[Dataset entries]
____

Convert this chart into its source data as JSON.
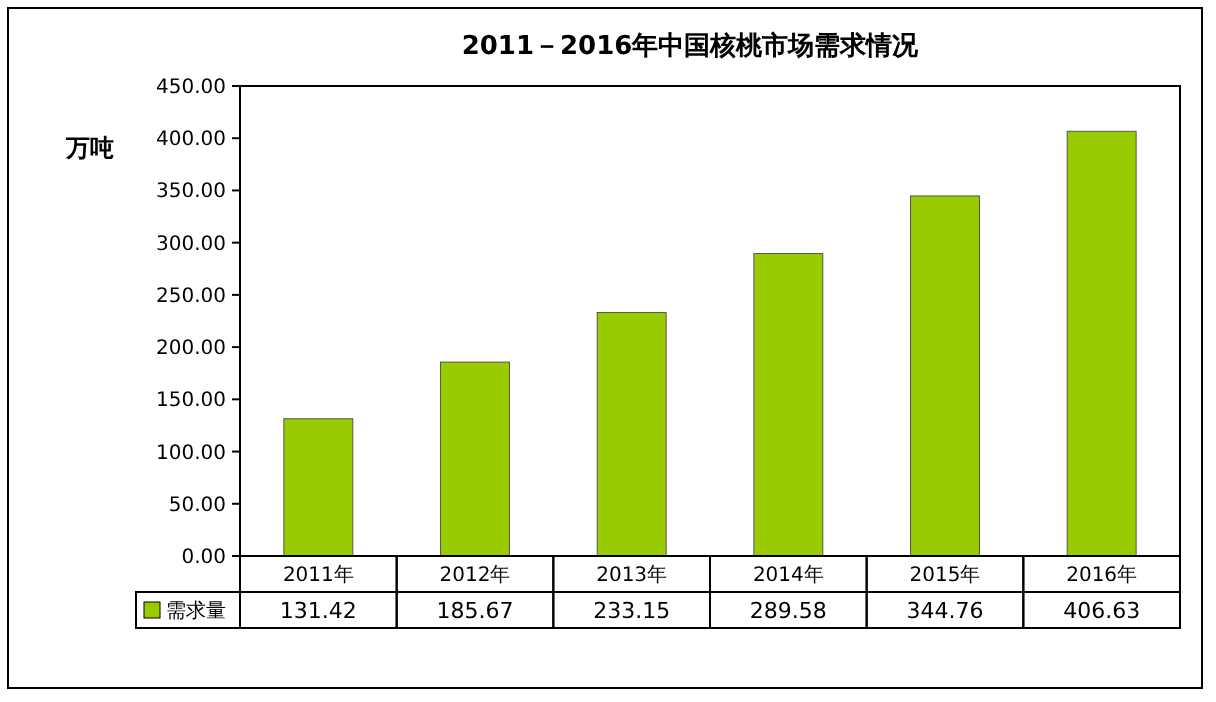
{
  "chart_data": {
    "type": "bar",
    "title": "2011－2016年中国核桃市场需求情况",
    "ylabel": "万吨",
    "categories": [
      "2011年",
      "2012年",
      "2013年",
      "2014年",
      "2015年",
      "2016年"
    ],
    "series": [
      {
        "name": "需求量",
        "color": "#99cc00",
        "values": [
          131.42,
          185.67,
          233.15,
          289.58,
          344.76,
          406.63
        ]
      }
    ],
    "ylim": [
      0,
      450
    ],
    "yticks": [
      {
        "value": 0,
        "label": "0.00"
      },
      {
        "value": 50,
        "label": "50.00"
      },
      {
        "value": 100,
        "label": "100.00"
      },
      {
        "value": 150,
        "label": "150.00"
      },
      {
        "value": 200,
        "label": "200.00"
      },
      {
        "value": 250,
        "label": "250.00"
      },
      {
        "value": 300,
        "label": "300.00"
      },
      {
        "value": 350,
        "label": "350.00"
      },
      {
        "value": 400,
        "label": "400.00"
      },
      {
        "value": 450,
        "label": "450.00"
      }
    ],
    "data_labels": true,
    "legend": "bottom",
    "grid": false
  }
}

____

§ Exercise directions: Your copy should match the entries exactly, minus the pictures.

§ Answer:
Convert this chart into its source data as JSON.
{
  "chart_data": {
    "type": "bar",
    "title": "2011－2016年中国核桃市场需求情况",
    "ylabel": "万吨",
    "categories": [
      "2011年",
      "2012年",
      "2013年",
      "2014年",
      "2015年",
      "2016年"
    ],
    "series": [
      {
        "name": "需求量",
        "color": "#99cc00",
        "values": [
          131.42,
          185.67,
          233.15,
          289.58,
          344.76,
          406.63
        ]
      }
    ],
    "ylim": [
      0,
      450
    ],
    "yticks": [
      {
        "value": 0,
        "label": "0.00"
      },
      {
        "value": 50,
        "label": "50.00"
      },
      {
        "value": 100,
        "label": "100.00"
      },
      {
        "value": 150,
        "label": "150.00"
      },
      {
        "value": 200,
        "label": "200.00"
      },
      {
        "value": 250,
        "label": "250.00"
      },
      {
        "value": 300,
        "label": "300.00"
      },
      {
        "value": 350,
        "label": "350.00"
      },
      {
        "value": 400,
        "label": "400.00"
      },
      {
        "value": 450,
        "label": "450.00"
      }
    ],
    "data_labels": true,
    "legend": "bottom",
    "grid": false
  }
}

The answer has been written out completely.